__SUPPLIED INFORMATION__
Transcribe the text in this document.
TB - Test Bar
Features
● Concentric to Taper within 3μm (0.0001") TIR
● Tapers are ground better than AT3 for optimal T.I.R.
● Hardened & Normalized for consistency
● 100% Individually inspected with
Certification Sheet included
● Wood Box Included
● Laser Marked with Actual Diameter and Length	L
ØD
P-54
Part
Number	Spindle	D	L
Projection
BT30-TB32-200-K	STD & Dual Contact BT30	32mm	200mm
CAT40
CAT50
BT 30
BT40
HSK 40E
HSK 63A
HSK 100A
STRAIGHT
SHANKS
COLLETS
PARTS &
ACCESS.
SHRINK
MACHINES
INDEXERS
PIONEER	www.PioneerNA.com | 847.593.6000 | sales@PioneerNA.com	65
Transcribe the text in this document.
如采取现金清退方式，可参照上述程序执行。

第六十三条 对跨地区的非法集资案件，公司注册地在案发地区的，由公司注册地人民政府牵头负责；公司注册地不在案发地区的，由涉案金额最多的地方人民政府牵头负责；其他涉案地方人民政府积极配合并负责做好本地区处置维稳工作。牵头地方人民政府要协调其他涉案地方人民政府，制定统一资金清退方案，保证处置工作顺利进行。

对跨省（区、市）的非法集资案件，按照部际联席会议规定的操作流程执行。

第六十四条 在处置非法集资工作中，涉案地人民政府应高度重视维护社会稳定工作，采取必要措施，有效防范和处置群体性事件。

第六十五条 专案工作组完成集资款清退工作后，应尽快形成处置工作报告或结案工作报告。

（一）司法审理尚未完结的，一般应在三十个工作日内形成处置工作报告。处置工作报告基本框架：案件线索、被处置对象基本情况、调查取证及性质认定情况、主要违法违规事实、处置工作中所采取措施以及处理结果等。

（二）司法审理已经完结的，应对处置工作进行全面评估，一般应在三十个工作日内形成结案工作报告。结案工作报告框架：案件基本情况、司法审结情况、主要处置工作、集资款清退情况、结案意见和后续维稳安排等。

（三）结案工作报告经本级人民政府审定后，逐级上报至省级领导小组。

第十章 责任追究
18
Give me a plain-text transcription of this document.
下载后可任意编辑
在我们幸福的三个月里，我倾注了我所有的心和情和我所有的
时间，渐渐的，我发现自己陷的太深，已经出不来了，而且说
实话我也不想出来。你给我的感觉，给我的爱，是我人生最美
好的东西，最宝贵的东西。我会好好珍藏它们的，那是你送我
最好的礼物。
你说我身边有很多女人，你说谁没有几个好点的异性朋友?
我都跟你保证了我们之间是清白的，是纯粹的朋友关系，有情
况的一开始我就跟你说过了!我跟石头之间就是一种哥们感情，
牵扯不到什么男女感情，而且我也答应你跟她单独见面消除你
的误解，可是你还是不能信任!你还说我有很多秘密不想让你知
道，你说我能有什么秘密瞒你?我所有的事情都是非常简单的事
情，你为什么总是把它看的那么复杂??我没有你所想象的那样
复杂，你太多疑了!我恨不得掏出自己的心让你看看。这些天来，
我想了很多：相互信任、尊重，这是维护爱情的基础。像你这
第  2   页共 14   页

__WHAT THE EXERCISE ASKS__
Copy all of the data. Keep every word exactly as it is.

__COMPLETED EXERCISE__
Transcribe the text in this document.
TB - Test Bar
Features
● Concentric to Taper within 3μm (0.0001") TIR
● Tapers are ground better than AT3 for optimal T.I.R.
● Hardened & Normalized for consistency
● 100% Individually inspected with
Certification Sheet included
● Wood Box Included
● Laser Marked with Actual Diameter and Length	L
ØD
P-54
Part
Number	Spindle	D	L
Projection
BT30-TB32-200-K	STD & Dual Contact BT30	32mm	200mm
CAT40
CAT50
BT 30
BT40
HSK 40E
HSK 63A
HSK 100A
STRAIGHT
SHANKS
COLLETS
PARTS &
ACCESS.
SHRINK
MACHINES
INDEXERS
PIONEER	www.PioneerNA.com | 847.593.6000 | sales@PioneerNA.com	65
Transcribe the text in this document.
如采取现金清退方式，可参照上述程序执行。

第六十三条 对跨地区的非法集资案件，公司注册地在案发地区的，由公司注册地人民政府牵头负责；公司注册地不在案发地区的，由涉案金额最多的地方人民政府牵头负责；其他涉案地方人民政府积极配合并负责做好本地区处置维稳工作。牵头地方人民政府要协调其他涉案地方人民政府，制定统一资金清退方案，保证处置工作顺利进行。

对跨省（区、市）的非法集资案件，按照部际联席会议规定的操作流程执行。

第六十四条 在处置非法集资工作中，涉案地人民政府应高度重视维护社会稳定工作，采取必要措施，有效防范和处置群体性事件。

第六十五条 专案工作组完成集资款清退工作后，应尽快形成处置工作报告或结案工作报告。

（一）司法审理尚未完结的，一般应在三十个工作日内形成处置工作报告。处置工作报告基本框架：案件线索、被处置对象基本情况、调查取证及性质认定情况、主要违法违规事实、处置工作中所采取措施以及处理结果等。

（二）司法审理已经完结的，应对处置工作进行全面评估，一般应在三十个工作日内形成结案工作报告。结案工作报告框架：案件基本情况、司法审结情况、主要处置工作、集资款清退情况、结案意见和后续维稳安排等。

（三）结案工作报告经本级人民政府审定后，逐级上报至省级领导小组。

第十章 责任追究
18
Give me a plain-text transcription of this document.
下载后可任意编辑
在我们幸福的三个月里，我倾注了我所有的心和情和我所有的
时间，渐渐的，我发现自己陷的太深，已经出不来了，而且说
实话我也不想出来。你给我的感觉，给我的爱，是我人生最美
好的东西，最宝贵的东西。我会好好珍藏它们的，那是你送我
最好的礼物。
你说我身边有很多女人，你说谁没有几个好点的异性朋友?
我都跟你保证了我们之间是清白的，是纯粹的朋友关系，有情
况的一开始我就跟你说过了!我跟石头之间就是一种哥们感情，
牵扯不到什么男女感情，而且我也答应你跟她单独见面消除你
的误解，可是你还是不能信任!你还说我有很多秘密不想让你知
道，你说我能有什么秘密瞒你?我所有的事情都是非常简单的事
情，你为什么总是把它看的那么复杂??我没有你所想象的那样
复杂，你太多疑了!我恨不得掏出自己的心让你看看。这些天来，
我想了很多：相互信任、尊重，这是维护爱情的基础。像你这
第  2   页共 14   页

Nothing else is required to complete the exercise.